- _Exercise aim_
Render the lines below as a Markdown table with two columns, No. and Line, putting a row number in the first and the line in the second, and omit any blank lines.

★ ★ ★ ★ ★

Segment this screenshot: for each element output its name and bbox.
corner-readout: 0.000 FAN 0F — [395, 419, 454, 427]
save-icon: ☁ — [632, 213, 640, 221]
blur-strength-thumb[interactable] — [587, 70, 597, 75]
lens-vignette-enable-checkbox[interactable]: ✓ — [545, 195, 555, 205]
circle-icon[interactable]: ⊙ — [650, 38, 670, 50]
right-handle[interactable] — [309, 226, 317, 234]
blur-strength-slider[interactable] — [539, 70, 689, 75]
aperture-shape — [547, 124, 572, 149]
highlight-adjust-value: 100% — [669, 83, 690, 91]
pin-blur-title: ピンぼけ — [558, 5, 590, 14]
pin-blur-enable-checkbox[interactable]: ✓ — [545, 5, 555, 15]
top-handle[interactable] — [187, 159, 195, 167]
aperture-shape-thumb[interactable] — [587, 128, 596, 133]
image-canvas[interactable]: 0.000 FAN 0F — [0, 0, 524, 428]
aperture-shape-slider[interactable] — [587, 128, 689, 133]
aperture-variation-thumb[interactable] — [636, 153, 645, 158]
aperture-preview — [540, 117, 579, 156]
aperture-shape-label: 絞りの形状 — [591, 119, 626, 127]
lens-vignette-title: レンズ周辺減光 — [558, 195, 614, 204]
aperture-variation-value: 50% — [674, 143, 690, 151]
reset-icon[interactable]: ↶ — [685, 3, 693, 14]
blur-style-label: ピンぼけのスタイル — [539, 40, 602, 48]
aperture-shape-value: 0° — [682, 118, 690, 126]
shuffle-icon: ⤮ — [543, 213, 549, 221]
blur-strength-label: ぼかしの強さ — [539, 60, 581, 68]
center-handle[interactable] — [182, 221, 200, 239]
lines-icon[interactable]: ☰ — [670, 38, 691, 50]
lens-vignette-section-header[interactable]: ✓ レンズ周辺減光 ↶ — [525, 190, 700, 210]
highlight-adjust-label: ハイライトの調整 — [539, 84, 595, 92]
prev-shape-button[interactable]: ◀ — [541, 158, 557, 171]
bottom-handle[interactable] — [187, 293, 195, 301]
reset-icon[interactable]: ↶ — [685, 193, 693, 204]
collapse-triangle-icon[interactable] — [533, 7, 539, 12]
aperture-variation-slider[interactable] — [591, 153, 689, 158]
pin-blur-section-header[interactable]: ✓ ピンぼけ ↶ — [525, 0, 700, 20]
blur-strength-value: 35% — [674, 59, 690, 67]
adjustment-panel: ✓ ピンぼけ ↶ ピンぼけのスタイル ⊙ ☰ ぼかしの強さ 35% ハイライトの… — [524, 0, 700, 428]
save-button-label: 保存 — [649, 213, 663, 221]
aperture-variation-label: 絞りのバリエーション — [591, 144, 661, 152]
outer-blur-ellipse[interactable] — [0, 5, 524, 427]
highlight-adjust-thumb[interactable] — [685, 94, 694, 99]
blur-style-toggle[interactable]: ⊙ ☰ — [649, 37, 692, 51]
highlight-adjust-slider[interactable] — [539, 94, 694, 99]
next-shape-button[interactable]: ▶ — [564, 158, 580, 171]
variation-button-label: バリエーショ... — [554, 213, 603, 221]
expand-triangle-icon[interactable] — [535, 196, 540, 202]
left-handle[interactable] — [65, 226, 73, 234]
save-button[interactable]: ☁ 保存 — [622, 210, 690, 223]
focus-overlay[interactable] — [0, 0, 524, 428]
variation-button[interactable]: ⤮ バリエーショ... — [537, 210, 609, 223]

★ ★ ★ ★ ★

- _Problem solution_
| No. | Line |
|---|---|
| 1 | Segment this screenshot: for each element output its name and bbox. |
| 2 | corner-readout: 0.000 FAN 0F — [395, 419, 454, 427] |
| 3 | save-icon: ☁ — [632, 213, 640, 221] |
| 4 | blur-strength-thumb[interactable] — [587, 70, 597, 75] |
| 5 | lens-vignette-enable-checkbox[interactable]: ✓ — [545, 195, 555, 205] |
| 6 | circle-icon[interactable]: ⊙ — [650, 38, 670, 50] |
| 7 | right-handle[interactable] — [309, 226, 317, 234] |
| 8 | blur-strength-slider[interactable] — [539, 70, 689, 75] |
| 9 | aperture-shape — [547, 124, 572, 149] |
| 10 | highlight-adjust-value: 100% — [669, 83, 690, 91] |
| 11 | pin-blur-title: ピンぼけ — [558, 5, 590, 14] |
| 12 | pin-blur-enable-checkbox[interactable]: ✓ — [545, 5, 555, 15] |
| 13 | top-handle[interactable] — [187, 159, 195, 167] |
| 14 | aperture-shape-thumb[interactable] — [587, 128, 596, 133] |
| 15 | image-canvas[interactable]: 0.000 FAN 0F — [0, 0, 524, 428] |
| 16 | aperture-shape-slider[interactable] — [587, 128, 689, 133] |
| 17 | aperture-variation-thumb[interactable] — [636, 153, 645, 158] |
| 18 | aperture-preview — [540, 117, 579, 156] |
| 19 | aperture-shape-label: 絞りの形状 — [591, 119, 626, 127] |
| 20 | lens-vignette-title: レンズ周辺減光 — [558, 195, 614, 204] |
| 21 | aperture-variation-value: 50% — [674, 143, 690, 151] |
| 22 | reset-icon[interactable]: ↶ — [685, 3, 693, 14] |
| 23 | blur-style-label: ピンぼけのスタイル — [539, 40, 602, 48] |
| 24 | aperture-shape-value: 0° — [682, 118, 690, 126] |
| 25 | shuffle-icon: ⤮ — [543, 213, 549, 221] |
| 26 | blur-strength-label: ぼかしの強さ — [539, 60, 581, 68] |
| 27 | center-handle[interactable] — [182, 221, 200, 239] |
| 28 | lines-icon[interactable]: ☰ — [670, 38, 691, 50] |
| 29 | lens-vignette-section-header[interactable]: ✓ レンズ周辺減光 ↶ — [525, 190, 700, 210] |
| 30 | highlight-adjust-label: ハイライトの調整 — [539, 84, 595, 92] |
| 31 | prev-shape-button[interactable]: ◀ — [541, 158, 557, 171] |
| 32 | bottom-handle[interactable] — [187, 293, 195, 301] |
| 33 | reset-icon[interactable]: ↶ — [685, 193, 693, 204] |
| 34 | collapse-triangle-icon[interactable] — [533, 7, 539, 12] |
| 35 | aperture-variation-slider[interactable] — [591, 153, 689, 158] |
| 36 | pin-blur-section-header[interactable]: ✓ ピンぼけ ↶ — [525, 0, 700, 20] |
| 37 | blur-strength-value: 35% — [674, 59, 690, 67] |
| 38 | adjustment-panel: ✓ ピンぼけ ↶ ピンぼけのスタイル ⊙ ☰ ぼかしの強さ 35% ハイライトの… — [524, 0, 700, 428] |
| 39 | save-button-label: 保存 — [649, 213, 663, 221] |
| 40 | aperture-variation-label: 絞りのバリエーション — [591, 144, 661, 152] |
| 41 | outer-blur-ellipse[interactable] — [0, 5, 524, 427] |
| 42 | highlight-adjust-thumb[interactable] — [685, 94, 694, 99] |
| 43 | blur-style-toggle[interactable]: ⊙ ☰ — [649, 37, 692, 51] |
| 44 | highlight-adjust-slider[interactable] — [539, 94, 694, 99] |
| 45 | next-shape-button[interactable]: ▶ — [564, 158, 580, 171] |
| 46 | variation-button-label: バリエーショ... — [554, 213, 603, 221] |
| 47 | expand-triangle-icon[interactable] — [535, 196, 540, 202] |
| 48 | left-handle[interactable] — [65, 226, 73, 234] |
| 49 | save-button[interactable]: ☁ 保存 — [622, 210, 690, 223] |
| 50 | focus-overlay[interactable] — [0, 0, 524, 428] |
| 51 | variation-button[interactable]: ⤮ バリエーショ... — [537, 210, 609, 223] |